● **Items from a figure collection**:
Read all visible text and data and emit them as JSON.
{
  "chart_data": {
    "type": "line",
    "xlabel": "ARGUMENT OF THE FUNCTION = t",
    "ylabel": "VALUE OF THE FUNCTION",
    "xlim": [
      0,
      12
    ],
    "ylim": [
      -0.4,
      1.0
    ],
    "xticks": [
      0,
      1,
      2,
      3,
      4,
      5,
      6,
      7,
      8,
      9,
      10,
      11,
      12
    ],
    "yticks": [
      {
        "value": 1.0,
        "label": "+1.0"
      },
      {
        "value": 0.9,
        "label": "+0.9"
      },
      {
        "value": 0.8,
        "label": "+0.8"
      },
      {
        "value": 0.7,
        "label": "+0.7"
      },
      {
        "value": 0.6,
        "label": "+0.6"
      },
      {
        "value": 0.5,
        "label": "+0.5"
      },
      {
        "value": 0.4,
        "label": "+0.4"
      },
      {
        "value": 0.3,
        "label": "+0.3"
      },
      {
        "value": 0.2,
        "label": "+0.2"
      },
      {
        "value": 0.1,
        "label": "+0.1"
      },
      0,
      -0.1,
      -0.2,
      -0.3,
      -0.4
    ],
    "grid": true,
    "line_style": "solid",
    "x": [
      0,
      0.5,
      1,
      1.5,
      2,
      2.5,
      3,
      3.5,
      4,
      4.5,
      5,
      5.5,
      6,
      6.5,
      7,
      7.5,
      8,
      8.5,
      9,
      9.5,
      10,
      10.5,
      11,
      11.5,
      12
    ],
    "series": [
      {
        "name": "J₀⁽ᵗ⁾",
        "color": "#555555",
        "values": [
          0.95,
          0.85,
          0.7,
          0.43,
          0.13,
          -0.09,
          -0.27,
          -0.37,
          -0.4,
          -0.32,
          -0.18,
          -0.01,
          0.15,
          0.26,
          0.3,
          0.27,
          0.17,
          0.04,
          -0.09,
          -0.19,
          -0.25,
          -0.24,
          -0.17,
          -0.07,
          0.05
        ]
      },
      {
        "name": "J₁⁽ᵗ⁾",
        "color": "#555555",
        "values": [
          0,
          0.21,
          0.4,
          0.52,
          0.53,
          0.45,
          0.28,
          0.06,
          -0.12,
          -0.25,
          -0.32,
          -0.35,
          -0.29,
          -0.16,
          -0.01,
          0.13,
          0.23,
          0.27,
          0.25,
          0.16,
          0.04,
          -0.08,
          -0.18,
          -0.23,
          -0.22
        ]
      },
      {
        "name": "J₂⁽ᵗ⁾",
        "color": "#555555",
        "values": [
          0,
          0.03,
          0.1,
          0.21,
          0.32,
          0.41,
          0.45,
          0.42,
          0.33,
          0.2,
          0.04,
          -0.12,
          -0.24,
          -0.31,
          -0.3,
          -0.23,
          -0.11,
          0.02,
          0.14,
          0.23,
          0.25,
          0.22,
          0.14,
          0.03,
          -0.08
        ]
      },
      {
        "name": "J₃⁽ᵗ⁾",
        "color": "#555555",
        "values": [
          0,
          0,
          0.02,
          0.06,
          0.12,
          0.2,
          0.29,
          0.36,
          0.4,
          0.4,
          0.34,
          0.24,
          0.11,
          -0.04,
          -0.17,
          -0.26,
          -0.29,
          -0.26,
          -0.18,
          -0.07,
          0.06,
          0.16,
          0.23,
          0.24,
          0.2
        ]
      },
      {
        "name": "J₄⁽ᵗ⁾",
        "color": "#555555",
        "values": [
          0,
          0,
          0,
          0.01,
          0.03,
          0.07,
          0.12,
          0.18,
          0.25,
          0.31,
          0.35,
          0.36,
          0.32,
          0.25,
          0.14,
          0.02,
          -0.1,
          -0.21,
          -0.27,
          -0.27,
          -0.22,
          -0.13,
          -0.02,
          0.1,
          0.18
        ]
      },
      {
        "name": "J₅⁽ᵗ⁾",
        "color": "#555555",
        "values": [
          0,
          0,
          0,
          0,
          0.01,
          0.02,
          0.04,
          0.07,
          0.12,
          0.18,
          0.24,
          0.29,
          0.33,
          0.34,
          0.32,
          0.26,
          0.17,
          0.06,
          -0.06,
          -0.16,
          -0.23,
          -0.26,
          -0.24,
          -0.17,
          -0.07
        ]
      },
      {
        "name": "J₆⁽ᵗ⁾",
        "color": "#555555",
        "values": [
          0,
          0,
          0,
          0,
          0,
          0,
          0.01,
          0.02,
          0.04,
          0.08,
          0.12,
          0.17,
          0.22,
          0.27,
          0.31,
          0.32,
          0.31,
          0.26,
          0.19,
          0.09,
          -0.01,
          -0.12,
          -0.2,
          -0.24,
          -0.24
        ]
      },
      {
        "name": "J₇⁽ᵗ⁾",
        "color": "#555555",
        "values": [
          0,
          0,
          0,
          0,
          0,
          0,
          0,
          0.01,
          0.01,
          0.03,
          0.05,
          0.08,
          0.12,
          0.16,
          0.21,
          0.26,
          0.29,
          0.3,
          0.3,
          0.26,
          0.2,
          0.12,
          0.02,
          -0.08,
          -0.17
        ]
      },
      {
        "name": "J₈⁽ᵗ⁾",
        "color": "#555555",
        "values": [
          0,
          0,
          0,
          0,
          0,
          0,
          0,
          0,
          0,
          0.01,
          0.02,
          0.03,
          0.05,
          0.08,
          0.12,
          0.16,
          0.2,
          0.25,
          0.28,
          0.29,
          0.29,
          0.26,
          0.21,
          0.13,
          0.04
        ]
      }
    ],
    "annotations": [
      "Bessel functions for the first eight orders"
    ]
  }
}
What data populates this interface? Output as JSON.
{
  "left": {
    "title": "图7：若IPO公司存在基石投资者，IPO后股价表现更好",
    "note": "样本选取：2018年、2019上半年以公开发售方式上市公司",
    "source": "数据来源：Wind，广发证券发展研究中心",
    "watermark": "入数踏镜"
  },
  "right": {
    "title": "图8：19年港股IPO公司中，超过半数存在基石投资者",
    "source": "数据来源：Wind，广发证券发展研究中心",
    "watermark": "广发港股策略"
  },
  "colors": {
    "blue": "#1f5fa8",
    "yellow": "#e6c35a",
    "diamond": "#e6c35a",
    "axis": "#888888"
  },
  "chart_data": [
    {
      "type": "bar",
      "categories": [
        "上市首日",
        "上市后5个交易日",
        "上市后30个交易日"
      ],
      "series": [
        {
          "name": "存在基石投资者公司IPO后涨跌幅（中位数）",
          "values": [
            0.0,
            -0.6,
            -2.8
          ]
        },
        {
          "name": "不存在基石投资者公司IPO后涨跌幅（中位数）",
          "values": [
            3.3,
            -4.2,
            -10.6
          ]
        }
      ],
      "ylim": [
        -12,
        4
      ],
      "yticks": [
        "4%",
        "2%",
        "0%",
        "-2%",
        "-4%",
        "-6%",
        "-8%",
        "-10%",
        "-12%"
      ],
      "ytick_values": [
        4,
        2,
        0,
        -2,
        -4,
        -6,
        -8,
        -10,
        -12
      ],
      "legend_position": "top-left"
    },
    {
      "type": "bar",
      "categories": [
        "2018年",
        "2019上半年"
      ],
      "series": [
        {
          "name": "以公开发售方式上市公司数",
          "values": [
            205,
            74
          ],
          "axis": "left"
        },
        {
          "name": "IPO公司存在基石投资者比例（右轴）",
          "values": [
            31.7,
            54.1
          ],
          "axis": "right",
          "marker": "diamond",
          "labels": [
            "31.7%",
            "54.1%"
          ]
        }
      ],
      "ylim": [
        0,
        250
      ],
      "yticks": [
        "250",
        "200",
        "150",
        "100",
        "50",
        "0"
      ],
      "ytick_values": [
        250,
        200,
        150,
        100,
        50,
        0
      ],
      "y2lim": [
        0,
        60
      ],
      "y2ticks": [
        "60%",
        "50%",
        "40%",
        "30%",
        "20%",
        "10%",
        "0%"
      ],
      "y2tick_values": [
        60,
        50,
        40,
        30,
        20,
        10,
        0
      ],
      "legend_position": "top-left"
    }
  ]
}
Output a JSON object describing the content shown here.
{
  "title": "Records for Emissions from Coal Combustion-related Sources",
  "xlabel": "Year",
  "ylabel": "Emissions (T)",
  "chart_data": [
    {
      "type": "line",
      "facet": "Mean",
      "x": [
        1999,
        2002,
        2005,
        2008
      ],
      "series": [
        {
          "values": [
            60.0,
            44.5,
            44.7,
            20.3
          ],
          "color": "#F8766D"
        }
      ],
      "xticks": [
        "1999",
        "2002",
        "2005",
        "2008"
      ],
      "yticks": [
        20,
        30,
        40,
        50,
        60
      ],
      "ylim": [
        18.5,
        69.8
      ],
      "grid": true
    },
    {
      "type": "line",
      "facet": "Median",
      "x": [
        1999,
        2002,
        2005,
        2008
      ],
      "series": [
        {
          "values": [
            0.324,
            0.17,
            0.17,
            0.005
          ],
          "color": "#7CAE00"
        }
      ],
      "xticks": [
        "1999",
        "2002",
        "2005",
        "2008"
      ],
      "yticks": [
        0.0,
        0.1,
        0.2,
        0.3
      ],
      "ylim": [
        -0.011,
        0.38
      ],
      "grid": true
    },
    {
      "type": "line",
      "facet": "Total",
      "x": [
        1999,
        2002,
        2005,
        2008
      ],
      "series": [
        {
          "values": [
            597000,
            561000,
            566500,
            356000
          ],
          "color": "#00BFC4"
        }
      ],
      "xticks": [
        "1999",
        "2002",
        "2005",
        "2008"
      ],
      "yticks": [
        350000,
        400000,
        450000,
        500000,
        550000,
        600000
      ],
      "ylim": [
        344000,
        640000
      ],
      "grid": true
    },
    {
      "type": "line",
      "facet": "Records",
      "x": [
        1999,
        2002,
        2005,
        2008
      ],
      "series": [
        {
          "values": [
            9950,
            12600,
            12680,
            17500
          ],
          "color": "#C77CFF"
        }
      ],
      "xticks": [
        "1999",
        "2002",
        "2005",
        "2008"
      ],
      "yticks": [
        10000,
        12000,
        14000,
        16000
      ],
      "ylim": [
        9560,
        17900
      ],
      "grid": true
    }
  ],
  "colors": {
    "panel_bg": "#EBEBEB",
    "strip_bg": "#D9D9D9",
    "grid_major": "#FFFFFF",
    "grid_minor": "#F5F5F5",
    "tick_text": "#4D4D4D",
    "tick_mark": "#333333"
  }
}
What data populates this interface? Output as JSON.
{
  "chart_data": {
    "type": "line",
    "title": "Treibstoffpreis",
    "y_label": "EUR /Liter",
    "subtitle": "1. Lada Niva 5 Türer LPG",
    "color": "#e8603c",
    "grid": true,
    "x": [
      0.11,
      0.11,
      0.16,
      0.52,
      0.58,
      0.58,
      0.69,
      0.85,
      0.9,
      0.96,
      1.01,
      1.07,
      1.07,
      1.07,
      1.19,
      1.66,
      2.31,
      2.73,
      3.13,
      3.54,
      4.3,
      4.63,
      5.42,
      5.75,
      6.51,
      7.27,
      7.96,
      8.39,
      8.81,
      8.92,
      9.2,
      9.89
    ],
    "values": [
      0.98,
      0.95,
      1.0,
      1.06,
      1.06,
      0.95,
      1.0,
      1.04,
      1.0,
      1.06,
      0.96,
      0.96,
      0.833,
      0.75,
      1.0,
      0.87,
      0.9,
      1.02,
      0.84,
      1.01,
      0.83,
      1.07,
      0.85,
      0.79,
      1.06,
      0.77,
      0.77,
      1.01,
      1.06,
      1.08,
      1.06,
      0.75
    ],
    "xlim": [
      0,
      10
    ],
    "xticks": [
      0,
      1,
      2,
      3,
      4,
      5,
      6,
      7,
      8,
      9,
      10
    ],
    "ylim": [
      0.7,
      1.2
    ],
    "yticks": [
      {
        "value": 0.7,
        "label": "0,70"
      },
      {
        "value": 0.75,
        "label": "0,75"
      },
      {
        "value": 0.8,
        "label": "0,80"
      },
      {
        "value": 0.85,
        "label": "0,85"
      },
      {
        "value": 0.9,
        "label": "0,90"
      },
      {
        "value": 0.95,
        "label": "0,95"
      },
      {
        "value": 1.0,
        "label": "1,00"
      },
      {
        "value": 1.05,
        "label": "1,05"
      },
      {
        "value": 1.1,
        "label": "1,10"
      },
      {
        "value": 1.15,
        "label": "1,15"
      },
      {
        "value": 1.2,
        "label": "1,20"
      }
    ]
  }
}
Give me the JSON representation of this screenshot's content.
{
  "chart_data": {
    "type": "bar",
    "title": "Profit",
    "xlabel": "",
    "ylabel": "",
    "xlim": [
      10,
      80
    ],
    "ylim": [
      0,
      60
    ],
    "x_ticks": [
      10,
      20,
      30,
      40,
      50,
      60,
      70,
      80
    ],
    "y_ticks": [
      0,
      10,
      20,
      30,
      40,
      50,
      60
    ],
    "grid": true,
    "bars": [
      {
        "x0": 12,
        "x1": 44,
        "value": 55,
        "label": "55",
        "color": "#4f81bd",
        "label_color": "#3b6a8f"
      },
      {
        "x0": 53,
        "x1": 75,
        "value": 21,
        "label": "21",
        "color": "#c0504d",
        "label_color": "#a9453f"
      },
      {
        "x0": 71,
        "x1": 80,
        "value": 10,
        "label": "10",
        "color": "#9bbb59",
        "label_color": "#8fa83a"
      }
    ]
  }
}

● **Goal of the exercise**:
Pick out all lines from the data above in which the word "ylabel" appears.

● **Reply**:
    "ylabel": "VALUE OF THE FUNCTION",
  "ylabel": "Emissions (T)",
    "ylabel": "",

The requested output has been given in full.